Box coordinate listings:

— begin —

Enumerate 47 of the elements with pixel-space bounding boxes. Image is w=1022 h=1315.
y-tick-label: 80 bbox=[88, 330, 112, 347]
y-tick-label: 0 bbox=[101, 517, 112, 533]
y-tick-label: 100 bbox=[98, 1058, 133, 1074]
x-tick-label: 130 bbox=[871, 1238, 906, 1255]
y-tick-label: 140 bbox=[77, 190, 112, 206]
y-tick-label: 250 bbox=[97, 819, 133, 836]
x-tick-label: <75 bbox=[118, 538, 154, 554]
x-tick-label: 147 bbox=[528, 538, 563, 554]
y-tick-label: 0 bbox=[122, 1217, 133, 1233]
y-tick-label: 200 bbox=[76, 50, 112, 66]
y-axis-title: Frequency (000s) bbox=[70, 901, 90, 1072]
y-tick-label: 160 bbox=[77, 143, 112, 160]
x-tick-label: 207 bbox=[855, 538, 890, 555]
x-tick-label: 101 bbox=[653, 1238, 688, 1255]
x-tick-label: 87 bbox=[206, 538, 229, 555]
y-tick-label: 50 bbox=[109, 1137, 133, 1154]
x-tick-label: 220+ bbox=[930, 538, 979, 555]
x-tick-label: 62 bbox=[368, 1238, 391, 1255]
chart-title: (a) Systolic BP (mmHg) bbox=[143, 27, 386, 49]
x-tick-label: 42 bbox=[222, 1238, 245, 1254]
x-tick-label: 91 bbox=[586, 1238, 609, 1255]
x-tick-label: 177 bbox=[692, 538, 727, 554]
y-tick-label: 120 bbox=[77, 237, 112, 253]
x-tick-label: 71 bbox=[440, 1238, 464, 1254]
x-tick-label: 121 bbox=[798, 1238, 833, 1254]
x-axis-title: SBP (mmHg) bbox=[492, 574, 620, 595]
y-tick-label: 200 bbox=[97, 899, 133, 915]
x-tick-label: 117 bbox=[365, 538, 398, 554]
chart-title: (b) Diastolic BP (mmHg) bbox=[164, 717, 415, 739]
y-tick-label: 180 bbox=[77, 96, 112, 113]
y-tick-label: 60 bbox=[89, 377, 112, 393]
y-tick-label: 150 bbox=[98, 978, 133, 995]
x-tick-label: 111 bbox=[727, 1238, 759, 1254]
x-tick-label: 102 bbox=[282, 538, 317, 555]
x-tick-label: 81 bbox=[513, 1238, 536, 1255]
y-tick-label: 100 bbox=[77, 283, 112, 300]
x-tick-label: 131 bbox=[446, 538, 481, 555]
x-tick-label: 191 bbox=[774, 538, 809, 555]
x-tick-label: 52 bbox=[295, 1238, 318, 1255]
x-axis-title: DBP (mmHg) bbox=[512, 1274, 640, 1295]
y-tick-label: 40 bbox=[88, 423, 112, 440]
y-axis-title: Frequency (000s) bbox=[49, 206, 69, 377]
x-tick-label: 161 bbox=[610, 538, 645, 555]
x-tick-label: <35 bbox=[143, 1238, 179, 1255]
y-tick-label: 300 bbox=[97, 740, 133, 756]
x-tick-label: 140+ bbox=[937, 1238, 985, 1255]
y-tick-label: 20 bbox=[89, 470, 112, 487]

— end —

▶ [Work instructions]: Return these items verbatim, each line unchanged.

▶ [Exercise result]:
Enumerate 47 of the elements with pixel-space bounding boxes. Image is w=1022 h=1315.
y-tick-label: 80 bbox=[88, 330, 112, 347]
y-tick-label: 0 bbox=[101, 517, 112, 533]
y-tick-label: 100 bbox=[98, 1058, 133, 1074]
x-tick-label: 130 bbox=[871, 1238, 906, 1255]
y-tick-label: 140 bbox=[77, 190, 112, 206]
y-tick-label: 250 bbox=[97, 819, 133, 836]
x-tick-label: <75 bbox=[118, 538, 154, 554]
x-tick-label: 147 bbox=[528, 538, 563, 554]
y-tick-label: 0 bbox=[122, 1217, 133, 1233]
y-tick-label: 200 bbox=[76, 50, 112, 66]
y-axis-title: Frequency (000s) bbox=[70, 901, 90, 1072]
y-tick-label: 160 bbox=[77, 143, 112, 160]
x-tick-label: 207 bbox=[855, 538, 890, 555]
x-tick-label: 101 bbox=[653, 1238, 688, 1255]
x-tick-label: 87 bbox=[206, 538, 229, 555]
y-tick-label: 50 bbox=[109, 1137, 133, 1154]
x-tick-label: 220+ bbox=[930, 538, 979, 555]
x-tick-label: 62 bbox=[368, 1238, 391, 1255]
chart-title: (a) Systolic BP (mmHg) bbox=[143, 27, 386, 49]
x-tick-label: 42 bbox=[222, 1238, 245, 1254]
x-tick-label: 91 bbox=[586, 1238, 609, 1255]
x-tick-label: 177 bbox=[692, 538, 727, 554]
y-tick-label: 120 bbox=[77, 237, 112, 253]
x-tick-label: 71 bbox=[440, 1238, 464, 1254]
x-tick-label: 121 bbox=[798, 1238, 833, 1254]
x-axis-title: SBP (mmHg) bbox=[492, 574, 620, 595]
y-tick-label: 200 bbox=[97, 899, 133, 915]
x-tick-label: 117 bbox=[365, 538, 398, 554]
chart-title: (b) Diastolic BP (mmHg) bbox=[164, 717, 415, 739]
y-tick-label: 180 bbox=[77, 96, 112, 113]
y-tick-label: 60 bbox=[89, 377, 112, 393]
y-tick-label: 150 bbox=[98, 978, 133, 995]
x-tick-label: 111 bbox=[727, 1238, 759, 1254]
x-tick-label: 102 bbox=[282, 538, 317, 555]
x-tick-label: 81 bbox=[513, 1238, 536, 1255]
y-tick-label: 100 bbox=[77, 283, 112, 300]
x-tick-label: 131 bbox=[446, 538, 481, 555]
x-tick-label: 191 bbox=[774, 538, 809, 555]
x-tick-label: 52 bbox=[295, 1238, 318, 1255]
x-axis-title: DBP (mmHg) bbox=[512, 1274, 640, 1295]
y-tick-label: 40 bbox=[88, 423, 112, 440]
y-axis-title: Frequency (000s) bbox=[49, 206, 69, 377]
x-tick-label: 161 bbox=[610, 538, 645, 555]
x-tick-label: <35 bbox=[143, 1238, 179, 1255]
y-tick-label: 300 bbox=[97, 740, 133, 756]
x-tick-label: 140+ bbox=[937, 1238, 985, 1255]
y-tick-label: 20 bbox=[89, 470, 112, 487]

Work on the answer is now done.